- YOUR INSTRUCTIONS -
According to the Warren Bull page, since what year has Warren Bull been licensed as a psychologist?

- PAGE EXCERPT -
==*==
WarrenBull.com

Warren Bull spent his childhood in Rock Island, Illinois, before attending Knox College and the University of North Carolina. He’s been licensed as a psychologist since 1983. Warren is an award-winning author of more than twenty published short stories as well as memoirs, essays and a novel, Abraham Lincoln for the Defense.


Short Story Collections

Murder Manhattan Style
(Ninth Month Publishing, 2010)

reviewed by Sarah Hilary

Interview with Warren Bull

The Short Review: How long did it take you to write all the stories in your collection?

Warren Bull: The earliest was published in 2004; the latest in 2010.  The time it took to write each story varied from about two weeks (with a deadline looming) to three years. I had the idea for A Lady of Quality long before I had developed my writing skills well enough to pull it off. Fortunately I had the narrator’s voice firmly in my mind. She kept me plugging away until the story was told the way she intended.

TSR: Did you have a collection in mind when you were writing them?

WB: Not at all. It was only after I had them all written that it occurred to me there was a theme worth pursuing. I had a publisher in mind. After she turned me down, I discovered that a long-time writing friend of mine had opened a small press. She accepted the book.

TSR: How did you choose which stories to include and in what order?

WB: The theme that had been sitting quietly, waiting for me to notice it was the number of stories I had set in Manhattan, Kansas and that other Manhattan, back east in New York.
   Manhattan, Kansas was the setting of the late lamented Great Manhattan Mystery Conclave, which was very supportive to my development as a writer. I wrote a story for a short story contest set in pre-Civil War Kansas, got so interested in the family I was writing about that I ended up completing several stories about them. Three begin the book. One year the conclave celebrated the 125th anniversary of Damon Runyon’s birth in Manhattan, Kansas. I wrote three stories about that time period. A friend of mine, Bob Iles, had an ongoing P.I. character who worked in post- World War II Manhattan. With his permission, I borrowed the character’s office for the setting of a short story, which turned out so well that I still read it aloud at signing and conferences. Not to be redundant but I came up with two more tales in that time and place. I had one story set at the conclave itself. Two other contemporary mystery short stories were easy to slide over to Manhattan, Kansas.
   Then I added two more stories from wildly different settings just because I liked them.

TSR: What does the word "story" mean to you?

WB:  People have been asking me that recently. I’ve been trying to come up with the fewest possible elements that make up a story. My current model is: A story needs a story arc, that is, a beginning a middle and an end. It needs at least one compelling character. A final requirement is what Nancy Pickard refers to as an epiphany, i.e., someone needs to change emotionally during the story.
==*==
- INFORMATION PROVIDED -
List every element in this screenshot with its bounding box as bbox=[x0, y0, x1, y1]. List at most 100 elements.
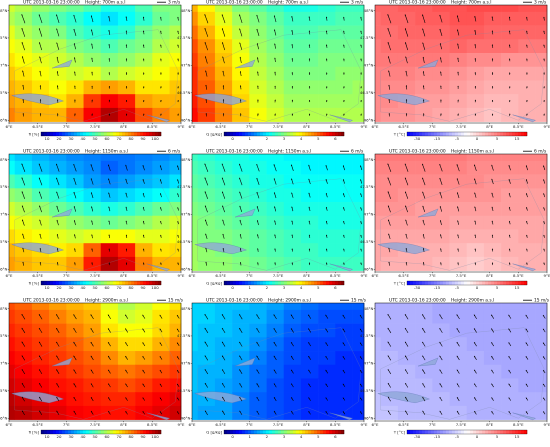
==*==
- EXERCISE SOLUTION -
1983